*Job*.
Write out the whole listing again, exactly.

******************************

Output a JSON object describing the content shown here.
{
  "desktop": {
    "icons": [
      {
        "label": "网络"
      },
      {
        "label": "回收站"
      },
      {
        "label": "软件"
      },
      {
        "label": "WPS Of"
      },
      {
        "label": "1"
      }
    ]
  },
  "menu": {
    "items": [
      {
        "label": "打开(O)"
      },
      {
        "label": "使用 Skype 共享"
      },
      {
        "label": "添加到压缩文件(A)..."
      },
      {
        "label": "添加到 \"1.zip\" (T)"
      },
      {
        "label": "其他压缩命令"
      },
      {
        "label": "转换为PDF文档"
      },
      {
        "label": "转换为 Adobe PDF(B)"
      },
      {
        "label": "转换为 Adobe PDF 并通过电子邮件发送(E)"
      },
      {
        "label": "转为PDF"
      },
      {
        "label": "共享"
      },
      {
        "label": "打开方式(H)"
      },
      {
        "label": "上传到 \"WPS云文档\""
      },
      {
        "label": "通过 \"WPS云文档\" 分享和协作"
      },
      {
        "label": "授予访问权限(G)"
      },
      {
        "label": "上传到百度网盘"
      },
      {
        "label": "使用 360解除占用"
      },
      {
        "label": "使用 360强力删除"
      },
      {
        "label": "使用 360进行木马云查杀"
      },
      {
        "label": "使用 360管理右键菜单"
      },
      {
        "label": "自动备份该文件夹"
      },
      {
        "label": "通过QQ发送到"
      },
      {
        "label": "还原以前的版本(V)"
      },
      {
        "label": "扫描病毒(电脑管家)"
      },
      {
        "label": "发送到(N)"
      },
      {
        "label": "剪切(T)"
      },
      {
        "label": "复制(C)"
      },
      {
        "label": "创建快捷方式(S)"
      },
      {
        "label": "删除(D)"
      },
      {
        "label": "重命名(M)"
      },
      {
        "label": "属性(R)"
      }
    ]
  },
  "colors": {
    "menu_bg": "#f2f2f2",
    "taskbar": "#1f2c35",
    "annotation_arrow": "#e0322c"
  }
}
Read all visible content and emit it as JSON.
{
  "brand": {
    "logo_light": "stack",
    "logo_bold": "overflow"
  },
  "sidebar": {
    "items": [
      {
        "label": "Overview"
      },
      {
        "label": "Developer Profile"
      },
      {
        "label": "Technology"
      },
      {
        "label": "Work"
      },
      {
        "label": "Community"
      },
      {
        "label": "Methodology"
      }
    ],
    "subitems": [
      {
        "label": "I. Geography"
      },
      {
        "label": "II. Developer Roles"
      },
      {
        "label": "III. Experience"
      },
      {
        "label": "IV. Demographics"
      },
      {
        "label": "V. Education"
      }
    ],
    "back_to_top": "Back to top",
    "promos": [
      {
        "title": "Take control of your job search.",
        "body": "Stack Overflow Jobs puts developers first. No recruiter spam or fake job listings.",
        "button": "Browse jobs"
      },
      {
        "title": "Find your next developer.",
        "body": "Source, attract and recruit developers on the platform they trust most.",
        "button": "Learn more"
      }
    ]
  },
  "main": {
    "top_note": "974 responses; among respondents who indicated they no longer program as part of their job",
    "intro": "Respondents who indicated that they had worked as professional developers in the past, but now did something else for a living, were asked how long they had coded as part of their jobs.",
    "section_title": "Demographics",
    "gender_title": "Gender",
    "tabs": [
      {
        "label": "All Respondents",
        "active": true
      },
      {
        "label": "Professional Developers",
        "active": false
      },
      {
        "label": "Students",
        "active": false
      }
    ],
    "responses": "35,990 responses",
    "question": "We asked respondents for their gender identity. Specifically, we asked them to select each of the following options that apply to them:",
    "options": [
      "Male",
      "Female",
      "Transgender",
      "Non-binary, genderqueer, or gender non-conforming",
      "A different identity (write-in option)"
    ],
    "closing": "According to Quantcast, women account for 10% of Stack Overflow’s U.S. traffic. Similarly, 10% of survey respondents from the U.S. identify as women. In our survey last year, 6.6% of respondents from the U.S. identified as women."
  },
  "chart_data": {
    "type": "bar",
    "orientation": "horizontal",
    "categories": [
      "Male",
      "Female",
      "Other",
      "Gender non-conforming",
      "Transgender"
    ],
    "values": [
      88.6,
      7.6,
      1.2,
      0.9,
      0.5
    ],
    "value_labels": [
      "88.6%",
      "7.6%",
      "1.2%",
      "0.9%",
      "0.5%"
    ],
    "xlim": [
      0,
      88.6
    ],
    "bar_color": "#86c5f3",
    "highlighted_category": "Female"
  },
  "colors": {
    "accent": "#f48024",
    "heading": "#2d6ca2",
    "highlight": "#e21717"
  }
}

******************************

*The response*.
Output a JSON object describing the content shown here.
{
  "desktop": {
    "icons": [
      {
        "label": "网络"
      },
      {
        "label": "回收站"
      },
      {
        "label": "软件"
      },
      {
        "label": "WPS Of"
      },
      {
        "label": "1"
      }
    ]
  },
  "menu": {
    "items": [
      {
        "label": "打开(O)"
      },
      {
        "label": "使用 Skype 共享"
      },
      {
        "label": "添加到压缩文件(A)..."
      },
      {
        "label": "添加到 \"1.zip\" (T)"
      },
      {
        "label": "其他压缩命令"
      },
      {
        "label": "转换为PDF文档"
      },
      {
        "label": "转换为 Adobe PDF(B)"
      },
      {
        "label": "转换为 Adobe PDF 并通过电子邮件发送(E)"
      },
      {
        "label": "转为PDF"
      },
      {
        "label": "共享"
      },
      {
        "label": "打开方式(H)"
      },
      {
        "label": "上传到 \"WPS云文档\""
      },
      {
        "label": "通过 \"WPS云文档\" 分享和协作"
      },
      {
        "label": "授予访问权限(G)"
      },
      {
        "label": "上传到百度网盘"
      },
      {
        "label": "使用 360解除占用"
      },
      {
        "label": "使用 360强力删除"
      },
      {
        "label": "使用 360进行木马云查杀"
      },
      {
        "label": "使用 360管理右键菜单"
      },
      {
        "label": "自动备份该文件夹"
      },
      {
        "label": "通过QQ发送到"
      },
      {
        "label": "还原以前的版本(V)"
      },
      {
        "label": "扫描病毒(电脑管家)"
      },
      {
        "label": "发送到(N)"
      },
      {
        "label": "剪切(T)"
      },
      {
        "label": "复制(C)"
      },
      {
        "label": "创建快捷方式(S)"
      },
      {
        "label": "删除(D)"
      },
      {
        "label": "重命名(M)"
      },
      {
        "label": "属性(R)"
      }
    ]
  },
  "colors": {
    "menu_bg": "#f2f2f2",
    "taskbar": "#1f2c35",
    "annotation_arrow": "#e0322c"
  }
}
Read all visible content and emit it as JSON.
{
  "brand": {
    "logo_light": "stack",
    "logo_bold": "overflow"
  },
  "sidebar": {
    "items": [
      {
        "label": "Overview"
      },
      {
        "label": "Developer Profile"
      },
      {
        "label": "Technology"
      },
      {
        "label": "Work"
      },
      {
        "label": "Community"
      },
      {
        "label": "Methodology"
      }
    ],
    "subitems": [
      {
        "label": "I. Geography"
      },
      {
        "label": "II. Developer Roles"
      },
      {
        "label": "III. Experience"
      },
      {
        "label": "IV. Demographics"
      },
      {
        "label": "V. Education"
      }
    ],
    "back_to_top": "Back to top",
    "promos": [
      {
        "title": "Take control of your job search.",
        "body": "Stack Overflow Jobs puts developers first. No recruiter spam or fake job listings.",
        "button": "Browse jobs"
      },
      {
        "title": "Find your next developer.",
        "body": "Source, attract and recruit developers on the platform they trust most.",
        "button": "Learn more"
      }
    ]
  },
  "main": {
    "top_note": "974 responses; among respondents who indicated they no longer program as part of their job",
    "intro": "Respondents who indicated that they had worked as professional developers in the past, but now did something else for a living, were asked how long they had coded as part of their jobs.",
    "section_title": "Demographics",
    "gender_title": "Gender",
    "tabs": [
      {
        "label": "All Respondents",
        "active": true
      },
      {
        "label": "Professional Developers",
        "active": false
      },
      {
        "label": "Students",
        "active": false
      }
    ],
    "responses": "35,990 responses",
    "question": "We asked respondents for their gender identity. Specifically, we asked them to select each of the following options that apply to them:",
    "options": [
      "Male",
      "Female",
      "Transgender",
      "Non-binary, genderqueer, or gender non-conforming",
      "A different identity (write-in option)"
    ],
    "closing": "According to Quantcast, women account for 10% of Stack Overflow’s U.S. traffic. Similarly, 10% of survey respondents from the U.S. identify as women. In our survey last year, 6.6% of respondents from the U.S. identified as women."
  },
  "chart_data": {
    "type": "bar",
    "orientation": "horizontal",
    "categories": [
      "Male",
      "Female",
      "Other",
      "Gender non-conforming",
      "Transgender"
    ],
    "values": [
      88.6,
      7.6,
      1.2,
      0.9,
      0.5
    ],
    "value_labels": [
      "88.6%",
      "7.6%",
      "1.2%",
      "0.9%",
      "0.5%"
    ],
    "xlim": [
      0,
      88.6
    ],
    "bar_color": "#86c5f3",
    "highlighted_category": "Female"
  },
  "colors": {
    "accent": "#f48024",
    "heading": "#2d6ca2",
    "highlight": "#e21717"
  }
}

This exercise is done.